Given instruction: Copy out the listing in full, exactly as written, but not its pictures.

++++ Given data

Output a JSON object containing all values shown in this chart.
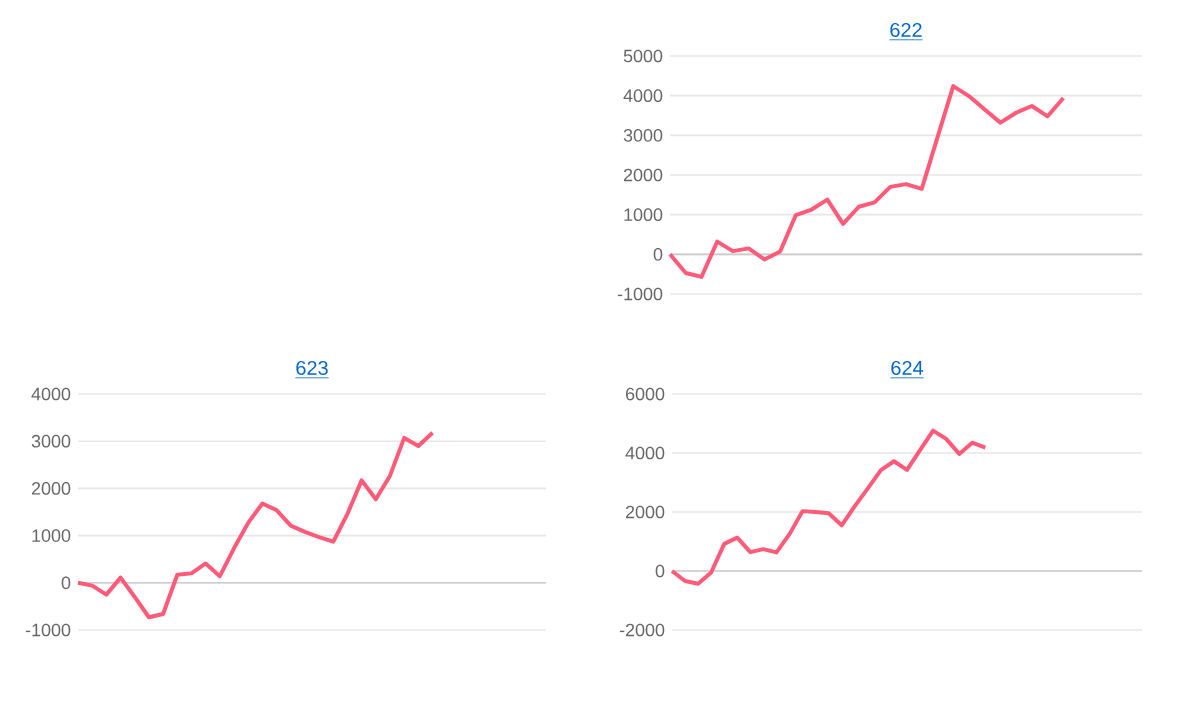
{
  "chart_data": [
    {
      "type": "line",
      "title": "622",
      "categories": [
        null,
        null,
        null,
        null,
        null,
        null,
        null,
        null,
        null,
        null,
        null,
        null,
        null,
        null,
        null,
        null,
        null,
        null,
        null,
        null,
        null,
        null,
        null,
        null,
        null,
        null,
        null,
        null,
        null,
        null,
        null
      ],
      "series": [
        {
          "color": "#ff5a78",
          "values": [
            0,
            -470,
            -570,
            320,
            80,
            150,
            -130,
            70,
            990,
            1130,
            1380,
            770,
            1200,
            1310,
            1700,
            1770,
            1650,
            2950,
            4240,
            3990,
            3650,
            3320,
            3570,
            3740,
            3480,
            3940,
            null,
            null,
            null,
            null,
            null
          ]
        }
      ],
      "ylim": [
        -1000,
        5000
      ],
      "yticks": [
        -1000,
        0,
        1000,
        2000,
        3000,
        4000,
        5000
      ],
      "grid": "y",
      "tick_labels": "y",
      "marker": "none",
      "line_style": "solid"
    },
    {
      "type": "line",
      "title": "623",
      "categories": [
        null,
        null,
        null,
        null,
        null,
        null,
        null,
        null,
        null,
        null,
        null,
        null,
        null,
        null,
        null,
        null,
        null,
        null,
        null,
        null,
        null,
        null,
        null,
        null,
        null,
        null,
        null,
        null,
        null,
        null,
        null,
        null,
        null,
        null
      ],
      "series": [
        {
          "color": "#ff5a78",
          "values": [
            0,
            -60,
            -250,
            110,
            -300,
            -730,
            -660,
            170,
            200,
            410,
            140,
            730,
            1270,
            1680,
            1540,
            1210,
            1080,
            970,
            870,
            1460,
            2170,
            1770,
            2270,
            3070,
            2900,
            3180,
            null,
            null,
            null,
            null,
            null,
            null,
            null,
            null
          ]
        }
      ],
      "ylim": [
        -1000,
        4000
      ],
      "yticks": [
        -1000,
        0,
        1000,
        2000,
        3000,
        4000
      ],
      "grid": "y",
      "tick_labels": "y",
      "marker": "none",
      "line_style": "solid"
    },
    {
      "type": "line",
      "title": "624",
      "categories": [
        null,
        null,
        null,
        null,
        null,
        null,
        null,
        null,
        null,
        null,
        null,
        null,
        null,
        null,
        null,
        null,
        null,
        null,
        null,
        null,
        null,
        null,
        null,
        null,
        null,
        null,
        null,
        null,
        null,
        null,
        null,
        null,
        null,
        null,
        null,
        null,
        null
      ],
      "series": [
        {
          "color": "#ff5a78",
          "values": [
            0,
            -340,
            -430,
            -50,
            920,
            1130,
            640,
            740,
            630,
            1250,
            2030,
            2000,
            1960,
            1550,
            2200,
            2800,
            3420,
            3720,
            3430,
            4100,
            4760,
            4480,
            3970,
            4350,
            4180,
            null,
            null,
            null,
            null,
            null,
            null,
            null,
            null,
            null,
            null,
            null,
            null
          ]
        }
      ],
      "ylim": [
        -2000,
        6000
      ],
      "yticks": [
        -2000,
        0,
        2000,
        4000,
        6000
      ],
      "grid": "y",
      "tick_labels": "y",
      "marker": "none",
      "line_style": "solid"
    }
  ]
}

++++++++

The completed task:
Output a JSON object containing all values shown in this chart.
{
  "chart_data": [
    {
      "type": "line",
      "title": "622",
      "categories": [
        null,
        null,
        null,
        null,
        null,
        null,
        null,
        null,
        null,
        null,
        null,
        null,
        null,
        null,
        null,
        null,
        null,
        null,
        null,
        null,
        null,
        null,
        null,
        null,
        null,
        null,
        null,
        null,
        null,
        null,
        null
      ],
      "series": [
        {
          "color": "#ff5a78",
          "values": [
            0,
            -470,
            -570,
            320,
            80,
            150,
            -130,
            70,
            990,
            1130,
            1380,
            770,
            1200,
            1310,
            1700,
            1770,
            1650,
            2950,
            4240,
            3990,
            3650,
            3320,
            3570,
            3740,
            3480,
            3940,
            null,
            null,
            null,
            null,
            null
          ]
        }
      ],
      "ylim": [
        -1000,
        5000
      ],
      "yticks": [
        -1000,
        0,
        1000,
        2000,
        3000,
        4000,
        5000
      ],
      "grid": "y",
      "tick_labels": "y",
      "marker": "none",
      "line_style": "solid"
    },
    {
      "type": "line",
      "title": "623",
      "categories": [
        null,
        null,
        null,
        null,
        null,
        null,
        null,
        null,
        null,
        null,
        null,
        null,
        null,
        null,
        null,
        null,
        null,
        null,
        null,
        null,
        null,
        null,
        null,
        null,
        null,
        null,
        null,
        null,
        null,
        null,
        null,
        null,
        null,
        null
      ],
      "series": [
        {
          "color": "#ff5a78",
          "values": [
            0,
            -60,
            -250,
            110,
            -300,
            -730,
            -660,
            170,
            200,
            410,
            140,
            730,
            1270,
            1680,
            1540,
            1210,
            1080,
            970,
            870,
            1460,
            2170,
            1770,
            2270,
            3070,
            2900,
            3180,
            null,
            null,
            null,
            null,
            null,
            null,
            null,
            null
          ]
        }
      ],
      "ylim": [
        -1000,
        4000
      ],
      "yticks": [
        -1000,
        0,
        1000,
        2000,
        3000,
        4000
      ],
      "grid": "y",
      "tick_labels": "y",
      "marker": "none",
      "line_style": "solid"
    },
    {
      "type": "line",
      "title": "624",
      "categories": [
        null,
        null,
        null,
        null,
        null,
        null,
        null,
        null,
        null,
        null,
        null,
        null,
        null,
        null,
        null,
        null,
        null,
        null,
        null,
        null,
        null,
        null,
        null,
        null,
        null,
        null,
        null,
        null,
        null,
        null,
        null,
        null,
        null,
        null,
        null,
        null,
        null
      ],
      "series": [
        {
          "color": "#ff5a78",
          "values": [
            0,
            -340,
            -430,
            -50,
            920,
            1130,
            640,
            740,
            630,
            1250,
            2030,
            2000,
            1960,
            1550,
            2200,
            2800,
            3420,
            3720,
            3430,
            4100,
            4760,
            4480,
            3970,
            4350,
            4180,
            null,
            null,
            null,
            null,
            null,
            null,
            null,
            null,
            null,
            null,
            null,
            null
          ]
        }
      ],
      "ylim": [
        -2000,
        6000
      ],
      "yticks": [
        -2000,
        0,
        2000,
        4000,
        6000
      ],
      "grid": "y",
      "tick_labels": "y",
      "marker": "none",
      "line_style": "solid"
    }
  ]
}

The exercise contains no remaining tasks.